■ Exercise objective:
Print everything from the beginning of the records down to and including the line that contains "In FIG. 3D, the elastic pawl", reproducing each line without alteration.

- - -

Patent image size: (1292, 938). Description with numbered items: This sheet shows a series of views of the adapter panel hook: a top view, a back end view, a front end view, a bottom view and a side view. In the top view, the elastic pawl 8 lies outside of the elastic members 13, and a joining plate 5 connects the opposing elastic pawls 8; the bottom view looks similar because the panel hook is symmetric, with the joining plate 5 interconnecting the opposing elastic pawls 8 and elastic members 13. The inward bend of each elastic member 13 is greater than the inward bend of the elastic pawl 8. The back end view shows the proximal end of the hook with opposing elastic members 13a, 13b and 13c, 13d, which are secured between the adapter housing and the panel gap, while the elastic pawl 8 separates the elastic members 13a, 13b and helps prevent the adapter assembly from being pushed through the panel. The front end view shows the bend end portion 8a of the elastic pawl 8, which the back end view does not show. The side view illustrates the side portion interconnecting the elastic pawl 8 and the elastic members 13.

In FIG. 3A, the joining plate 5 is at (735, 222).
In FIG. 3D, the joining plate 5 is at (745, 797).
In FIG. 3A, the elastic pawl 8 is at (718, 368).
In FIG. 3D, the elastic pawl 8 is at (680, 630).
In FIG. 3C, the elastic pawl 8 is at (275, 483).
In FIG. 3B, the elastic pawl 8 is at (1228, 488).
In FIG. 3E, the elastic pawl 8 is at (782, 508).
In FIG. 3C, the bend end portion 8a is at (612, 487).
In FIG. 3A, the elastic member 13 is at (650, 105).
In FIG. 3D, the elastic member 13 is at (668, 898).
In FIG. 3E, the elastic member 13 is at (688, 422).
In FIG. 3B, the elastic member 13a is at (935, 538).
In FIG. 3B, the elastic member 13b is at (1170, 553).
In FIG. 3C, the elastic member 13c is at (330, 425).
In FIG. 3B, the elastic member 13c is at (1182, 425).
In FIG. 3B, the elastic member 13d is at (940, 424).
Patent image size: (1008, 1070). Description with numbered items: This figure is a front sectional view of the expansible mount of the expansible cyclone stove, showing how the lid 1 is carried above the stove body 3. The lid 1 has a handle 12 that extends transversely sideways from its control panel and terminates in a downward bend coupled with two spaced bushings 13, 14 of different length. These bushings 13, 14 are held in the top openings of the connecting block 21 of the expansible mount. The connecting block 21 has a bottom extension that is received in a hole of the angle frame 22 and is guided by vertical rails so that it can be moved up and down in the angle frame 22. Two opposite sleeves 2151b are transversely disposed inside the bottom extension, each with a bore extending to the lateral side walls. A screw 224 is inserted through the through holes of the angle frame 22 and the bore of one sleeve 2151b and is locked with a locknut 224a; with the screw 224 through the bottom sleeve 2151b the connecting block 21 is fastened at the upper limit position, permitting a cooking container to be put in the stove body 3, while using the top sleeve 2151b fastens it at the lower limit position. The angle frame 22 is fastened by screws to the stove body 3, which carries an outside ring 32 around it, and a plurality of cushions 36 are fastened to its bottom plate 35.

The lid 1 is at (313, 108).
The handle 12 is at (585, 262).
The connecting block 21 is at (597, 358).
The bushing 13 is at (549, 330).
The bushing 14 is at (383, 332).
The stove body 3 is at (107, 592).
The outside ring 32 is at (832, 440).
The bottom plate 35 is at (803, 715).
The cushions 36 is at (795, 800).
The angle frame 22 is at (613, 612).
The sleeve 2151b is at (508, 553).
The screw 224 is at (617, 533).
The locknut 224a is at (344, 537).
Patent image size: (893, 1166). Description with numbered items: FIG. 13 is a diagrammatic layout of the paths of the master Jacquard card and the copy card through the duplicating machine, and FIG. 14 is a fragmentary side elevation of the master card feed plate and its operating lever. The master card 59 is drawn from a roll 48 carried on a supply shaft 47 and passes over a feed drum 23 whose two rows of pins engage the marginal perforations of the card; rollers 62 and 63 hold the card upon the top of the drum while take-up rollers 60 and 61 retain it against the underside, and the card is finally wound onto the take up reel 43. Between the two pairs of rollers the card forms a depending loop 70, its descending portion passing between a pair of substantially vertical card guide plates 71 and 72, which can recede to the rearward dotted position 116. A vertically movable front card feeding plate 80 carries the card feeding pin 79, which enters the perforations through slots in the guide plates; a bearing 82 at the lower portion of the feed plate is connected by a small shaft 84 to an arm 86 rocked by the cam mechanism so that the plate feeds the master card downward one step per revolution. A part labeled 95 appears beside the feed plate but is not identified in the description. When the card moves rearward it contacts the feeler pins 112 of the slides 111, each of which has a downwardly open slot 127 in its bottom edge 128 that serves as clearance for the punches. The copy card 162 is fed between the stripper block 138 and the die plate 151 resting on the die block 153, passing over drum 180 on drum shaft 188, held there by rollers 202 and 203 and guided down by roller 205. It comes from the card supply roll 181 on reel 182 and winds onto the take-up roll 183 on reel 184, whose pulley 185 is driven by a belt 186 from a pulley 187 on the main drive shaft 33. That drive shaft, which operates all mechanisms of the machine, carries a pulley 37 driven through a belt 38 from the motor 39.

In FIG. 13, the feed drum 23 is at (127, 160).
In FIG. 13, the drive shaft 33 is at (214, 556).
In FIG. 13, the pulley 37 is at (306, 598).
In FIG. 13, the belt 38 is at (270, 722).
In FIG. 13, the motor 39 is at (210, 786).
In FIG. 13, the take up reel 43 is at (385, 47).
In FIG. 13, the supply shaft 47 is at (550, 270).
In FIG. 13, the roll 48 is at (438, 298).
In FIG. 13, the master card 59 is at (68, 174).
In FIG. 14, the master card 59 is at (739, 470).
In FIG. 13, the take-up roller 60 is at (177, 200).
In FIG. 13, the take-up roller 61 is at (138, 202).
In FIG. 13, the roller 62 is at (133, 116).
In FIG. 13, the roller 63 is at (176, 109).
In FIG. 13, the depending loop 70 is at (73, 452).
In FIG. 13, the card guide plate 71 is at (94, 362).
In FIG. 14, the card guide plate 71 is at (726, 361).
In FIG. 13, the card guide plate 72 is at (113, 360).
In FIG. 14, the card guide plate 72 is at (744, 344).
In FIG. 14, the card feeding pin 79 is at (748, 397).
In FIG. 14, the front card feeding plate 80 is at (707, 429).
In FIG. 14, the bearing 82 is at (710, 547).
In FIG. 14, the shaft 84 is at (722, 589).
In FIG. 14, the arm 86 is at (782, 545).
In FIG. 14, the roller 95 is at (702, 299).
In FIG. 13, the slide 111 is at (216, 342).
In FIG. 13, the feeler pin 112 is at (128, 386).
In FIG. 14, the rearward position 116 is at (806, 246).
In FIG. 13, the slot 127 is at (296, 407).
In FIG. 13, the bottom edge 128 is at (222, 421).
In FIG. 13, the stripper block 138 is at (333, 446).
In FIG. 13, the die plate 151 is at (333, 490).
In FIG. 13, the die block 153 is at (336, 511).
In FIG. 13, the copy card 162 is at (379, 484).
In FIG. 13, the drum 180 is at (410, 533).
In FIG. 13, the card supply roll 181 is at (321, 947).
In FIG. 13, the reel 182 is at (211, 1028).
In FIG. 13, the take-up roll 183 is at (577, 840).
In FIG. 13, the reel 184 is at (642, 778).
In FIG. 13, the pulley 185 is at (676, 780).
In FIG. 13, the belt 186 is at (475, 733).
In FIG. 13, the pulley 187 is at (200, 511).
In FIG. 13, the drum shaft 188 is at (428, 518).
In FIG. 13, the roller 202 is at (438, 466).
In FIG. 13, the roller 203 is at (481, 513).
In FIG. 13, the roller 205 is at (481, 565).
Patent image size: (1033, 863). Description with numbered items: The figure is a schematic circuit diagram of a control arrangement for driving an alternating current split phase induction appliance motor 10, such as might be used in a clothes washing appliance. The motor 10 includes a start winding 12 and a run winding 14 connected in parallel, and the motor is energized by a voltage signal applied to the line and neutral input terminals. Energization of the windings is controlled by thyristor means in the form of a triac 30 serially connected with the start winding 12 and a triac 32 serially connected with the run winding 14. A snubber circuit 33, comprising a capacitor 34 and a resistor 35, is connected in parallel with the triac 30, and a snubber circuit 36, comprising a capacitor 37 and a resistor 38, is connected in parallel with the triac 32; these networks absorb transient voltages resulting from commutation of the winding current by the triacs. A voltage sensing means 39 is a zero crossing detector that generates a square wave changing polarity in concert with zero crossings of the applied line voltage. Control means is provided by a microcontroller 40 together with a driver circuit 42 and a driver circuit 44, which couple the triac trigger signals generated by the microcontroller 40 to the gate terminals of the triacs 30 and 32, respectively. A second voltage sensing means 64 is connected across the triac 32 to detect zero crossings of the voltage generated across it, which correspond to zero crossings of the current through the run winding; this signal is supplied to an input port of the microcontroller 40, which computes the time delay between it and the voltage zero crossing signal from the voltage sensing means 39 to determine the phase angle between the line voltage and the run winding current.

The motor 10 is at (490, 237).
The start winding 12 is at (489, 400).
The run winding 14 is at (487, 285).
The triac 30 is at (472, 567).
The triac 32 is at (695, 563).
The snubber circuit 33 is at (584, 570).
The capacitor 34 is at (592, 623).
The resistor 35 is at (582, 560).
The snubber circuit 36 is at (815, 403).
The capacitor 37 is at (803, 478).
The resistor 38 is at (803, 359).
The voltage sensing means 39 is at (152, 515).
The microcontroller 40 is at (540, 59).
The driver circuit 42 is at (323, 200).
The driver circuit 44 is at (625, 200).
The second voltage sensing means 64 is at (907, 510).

- - -

■ Written solution:
Patent image size: (1292, 938). Description with numbered items: This sheet shows a series of views of the adapter panel hook: a top view, a back end view, a front end view, a bottom view and a side view. In the top view, the elastic pawl 8 lies outside of the elastic members 13, and a joining plate 5 connects the opposing elastic pawls 8; the bottom view looks similar because the panel hook is symmetric, with the joining plate 5 interconnecting the opposing elastic pawls 8 and elastic members 13. The inward bend of each elastic member 13 is greater than the inward bend of the elastic pawl 8. The back end view shows the proximal end of the hook with opposing elastic members 13a, 13b and 13c, 13d, which are secured between the adapter housing and the panel gap, while the elastic pawl 8 separates the elastic members 13a, 13b and helps prevent the adapter assembly from being pushed through the panel. The front end view shows the bend end portion 8a of the elastic pawl 8, which the back end view does not show. The side view illustrates the side portion interconnecting the elastic pawl 8 and the elastic members 13.

In FIG. 3A, the joining plate 5 is at (735, 222).
In FIG. 3D, the joining plate 5 is at (745, 797).
In FIG. 3A, the elastic pawl 8 is at (718, 368).
In FIG. 3D, the elastic pawl 8 is at (680, 630).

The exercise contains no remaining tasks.